++++ WORKING DATA ++++
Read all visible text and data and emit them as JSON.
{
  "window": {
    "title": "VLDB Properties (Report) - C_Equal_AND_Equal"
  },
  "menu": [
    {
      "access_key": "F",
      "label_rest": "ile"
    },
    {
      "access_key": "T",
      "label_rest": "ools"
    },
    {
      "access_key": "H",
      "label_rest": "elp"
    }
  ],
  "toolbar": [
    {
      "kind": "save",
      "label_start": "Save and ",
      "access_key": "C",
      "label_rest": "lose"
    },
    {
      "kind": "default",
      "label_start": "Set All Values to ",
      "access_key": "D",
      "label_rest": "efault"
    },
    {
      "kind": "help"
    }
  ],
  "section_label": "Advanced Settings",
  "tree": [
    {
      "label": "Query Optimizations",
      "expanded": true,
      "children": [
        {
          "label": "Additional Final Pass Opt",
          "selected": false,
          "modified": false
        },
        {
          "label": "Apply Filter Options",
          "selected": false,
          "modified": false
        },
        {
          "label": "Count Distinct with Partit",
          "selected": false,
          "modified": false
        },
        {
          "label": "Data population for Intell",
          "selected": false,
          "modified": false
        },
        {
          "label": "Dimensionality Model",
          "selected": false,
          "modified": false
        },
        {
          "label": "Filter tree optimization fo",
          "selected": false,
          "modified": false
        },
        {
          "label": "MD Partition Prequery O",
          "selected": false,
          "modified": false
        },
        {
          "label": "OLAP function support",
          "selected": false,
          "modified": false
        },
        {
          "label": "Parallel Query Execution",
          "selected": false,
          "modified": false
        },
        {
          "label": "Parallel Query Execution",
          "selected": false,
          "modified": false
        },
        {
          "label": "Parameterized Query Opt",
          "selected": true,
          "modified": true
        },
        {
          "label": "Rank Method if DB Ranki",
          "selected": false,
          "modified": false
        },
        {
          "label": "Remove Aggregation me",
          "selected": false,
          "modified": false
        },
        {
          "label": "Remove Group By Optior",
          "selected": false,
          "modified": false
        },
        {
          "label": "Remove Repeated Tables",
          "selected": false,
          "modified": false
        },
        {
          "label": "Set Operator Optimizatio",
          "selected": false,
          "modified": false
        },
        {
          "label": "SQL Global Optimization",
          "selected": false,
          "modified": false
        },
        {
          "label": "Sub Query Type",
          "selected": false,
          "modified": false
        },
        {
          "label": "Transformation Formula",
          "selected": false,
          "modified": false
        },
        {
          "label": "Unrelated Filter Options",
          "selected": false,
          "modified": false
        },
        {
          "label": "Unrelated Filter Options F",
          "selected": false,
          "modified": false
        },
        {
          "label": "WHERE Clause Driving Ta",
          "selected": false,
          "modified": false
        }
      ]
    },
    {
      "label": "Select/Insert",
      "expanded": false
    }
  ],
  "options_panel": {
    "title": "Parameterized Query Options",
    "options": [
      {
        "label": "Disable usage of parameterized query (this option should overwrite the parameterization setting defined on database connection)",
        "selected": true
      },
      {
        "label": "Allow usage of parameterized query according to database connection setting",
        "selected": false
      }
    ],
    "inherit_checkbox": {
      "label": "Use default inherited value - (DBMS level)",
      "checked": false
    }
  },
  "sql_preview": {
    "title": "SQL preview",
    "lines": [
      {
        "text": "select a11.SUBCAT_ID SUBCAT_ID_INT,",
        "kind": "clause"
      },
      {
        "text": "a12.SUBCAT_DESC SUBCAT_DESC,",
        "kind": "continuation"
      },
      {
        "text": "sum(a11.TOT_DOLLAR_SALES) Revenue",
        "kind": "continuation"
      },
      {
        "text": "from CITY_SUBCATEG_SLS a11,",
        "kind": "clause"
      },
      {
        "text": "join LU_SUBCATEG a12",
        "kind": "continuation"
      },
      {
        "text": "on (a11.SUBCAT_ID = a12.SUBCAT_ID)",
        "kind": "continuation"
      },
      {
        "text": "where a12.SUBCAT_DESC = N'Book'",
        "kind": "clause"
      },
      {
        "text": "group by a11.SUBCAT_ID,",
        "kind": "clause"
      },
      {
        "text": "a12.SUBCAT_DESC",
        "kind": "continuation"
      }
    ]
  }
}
++++
*TASK GOAL*
Above are the records; retype them all without a single difference.

*ANSWER FOR THE TASK*
Read all visible text and data and emit them as JSON.
{
  "window": {
    "title": "VLDB Properties (Report) - C_Equal_AND_Equal"
  },
  "menu": [
    {
      "access_key": "F",
      "label_rest": "ile"
    },
    {
      "access_key": "T",
      "label_rest": "ools"
    },
    {
      "access_key": "H",
      "label_rest": "elp"
    }
  ],
  "toolbar": [
    {
      "kind": "save",
      "label_start": "Save and ",
      "access_key": "C",
      "label_rest": "lose"
    },
    {
      "kind": "default",
      "label_start": "Set All Values to ",
      "access_key": "D",
      "label_rest": "efault"
    },
    {
      "kind": "help"
    }
  ],
  "section_label": "Advanced Settings",
  "tree": [
    {
      "label": "Query Optimizations",
      "expanded": true,
      "children": [
        {
          "label": "Additional Final Pass Opt",
          "selected": false,
          "modified": false
        },
        {
          "label": "Apply Filter Options",
          "selected": false,
          "modified": false
        },
        {
          "label": "Count Distinct with Partit",
          "selected": false,
          "modified": false
        },
        {
          "label": "Data population for Intell",
          "selected": false,
          "modified": false
        },
        {
          "label": "Dimensionality Model",
          "selected": false,
          "modified": false
        },
        {
          "label": "Filter tree optimization fo",
          "selected": false,
          "modified": false
        },
        {
          "label": "MD Partition Prequery O",
          "selected": false,
          "modified": false
        },
        {
          "label": "OLAP function support",
          "selected": false,
          "modified": false
        },
        {
          "label": "Parallel Query Execution",
          "selected": false,
          "modified": false
        },
        {
          "label": "Parallel Query Execution",
          "selected": false,
          "modified": false
        },
        {
          "label": "Parameterized Query Opt",
          "selected": true,
          "modified": true
        },
        {
          "label": "Rank Method if DB Ranki",
          "selected": false,
          "modified": false
        },
        {
          "label": "Remove Aggregation me",
          "selected": false,
          "modified": false
        },
        {
          "label": "Remove Group By Optior",
          "selected": false,
          "modified": false
        },
        {
          "label": "Remove Repeated Tables",
          "selected": false,
          "modified": false
        },
        {
          "label": "Set Operator Optimizatio",
          "selected": false,
          "modified": false
        },
        {
          "label": "SQL Global Optimization",
          "selected": false,
          "modified": false
        },
        {
          "label": "Sub Query Type",
          "selected": false,
          "modified": false
        },
        {
          "label": "Transformation Formula",
          "selected": false,
          "modified": false
        },
        {
          "label": "Unrelated Filter Options",
          "selected": false,
          "modified": false
        },
        {
          "label": "Unrelated Filter Options F",
          "selected": false,
          "modified": false
        },
        {
          "label": "WHERE Clause Driving Ta",
          "selected": false,
          "modified": false
        }
      ]
    },
    {
      "label": "Select/Insert",
      "expanded": false
    }
  ],
  "options_panel": {
    "title": "Parameterized Query Options",
    "options": [
      {
        "label": "Disable usage of parameterized query (this option should overwrite the parameterization setting defined on database connection)",
        "selected": true
      },
      {
        "label": "Allow usage of parameterized query according to database connection setting",
        "selected": false
      }
    ],
    "inherit_checkbox": {
      "label": "Use default inherited value - (DBMS level)",
      "checked": false
    }
  },
  "sql_preview": {
    "title": "SQL preview",
    "lines": [
      {
        "text": "select a11.SUBCAT_ID SUBCAT_ID_INT,",
        "kind": "clause"
      },
      {
        "text": "a12.SUBCAT_DESC SUBCAT_DESC,",
        "kind": "continuation"
      },
      {
        "text": "sum(a11.TOT_DOLLAR_SALES) Revenue",
        "kind": "continuation"
      },
      {
        "text": "from CITY_SUBCATEG_SLS a11,",
        "kind": "clause"
      },
      {
        "text": "join LU_SUBCATEG a12",
        "kind": "continuation"
      },
      {
        "text": "on (a11.SUBCAT_ID = a12.SUBCAT_ID)",
        "kind": "continuation"
      },
      {
        "text": "where a12.SUBCAT_DESC = N'Book'",
        "kind": "clause"
      },
      {
        "text": "group by a11.SUBCAT_ID,",
        "kind": "clause"
      },
      {
        "text": "a12.SUBCAT_DESC",
        "kind": "continuation"
      }
    ]
  }
}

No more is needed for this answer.